▶ **Objective**
Find the string "입원치료" in the listing and report every line that has it.

□ □ □ □ □

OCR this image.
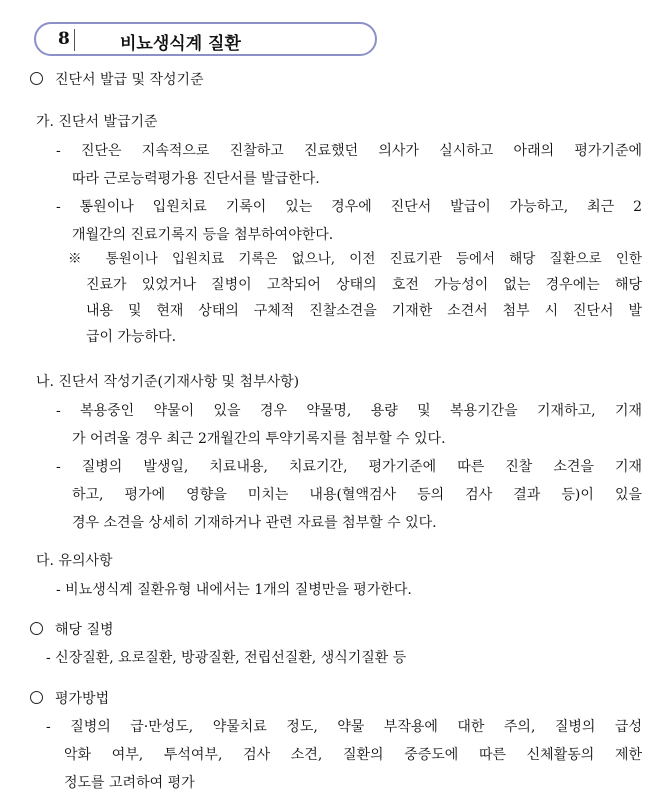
8	비뇨생식계 질환
진단서 발급 및 작성기준
가. 진단서 발급기준
- 진단은 지속적으로 진찰하고 진료했던 의사가 실시하고 아래의 평가기준에
따라 근로능력평가용 진단서를 발급한다.
- 통원이나 입원치료 기록이 있는 경우에 진단서 발급이 가능하고, 최근 2
개월간의 진료기록지 등을 첨부하여야한다.
※ 통원이나 입원치료 기록은 없으나, 이전 진료기관 등에서 해당 질환으로 인한
진료가 있었거나 질병이 고착되어 상태의 호전 가능성이 없는 경우에는 해당
내용 및 현재 상태의 구체적 진찰소견을 기재한 소견서 첨부 시 진단서 발
급이 가능하다.
나. 진단서 작성기준(기재사항 및 첨부사항)
- 복용중인 약물이 있을 경우 약물명, 용량 및 복용기간을 기재하고, 기재
가 어려울 경우 최근 2개월간의 투약기록지를 첨부할 수 있다.
- 질병의 발생일, 치료내용, 치료기간, 평가기준에 따른 진찰 소견을 기재
하고, 평가에 영향을 미치는 내용(혈액검사 등의 검사 결과 등)이 있을
경우 소견을 상세히 기재하거나 관련 자료를 첨부할 수 있다.
다. 유의사항
- 비뇨생식계 질환유형 내에서는 1개의 질병만을 평가한다.
해당 질병
- 신장질환, 요로질환, 방광질환, 전립선질환, 생식기질환 등
평가방법
- 질병의 급·만성도, 약물치료 정도, 약물 부작용에 대한 주의, 질병의 급성
악화 여부, 투석여부, 검사 소견, 질환의 중증도에 따른 신체활동의 제한
정도를 고려하여 평가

□ □ □ □ □

▶ **Complete output**
- 통원이나 입원치료 기록이 있는 경우에 진단서 발급이 가능하고, 최근 2
※ 통원이나 입원치료 기록은 없으나, 이전 진료기관 등에서 해당 질환으로 인한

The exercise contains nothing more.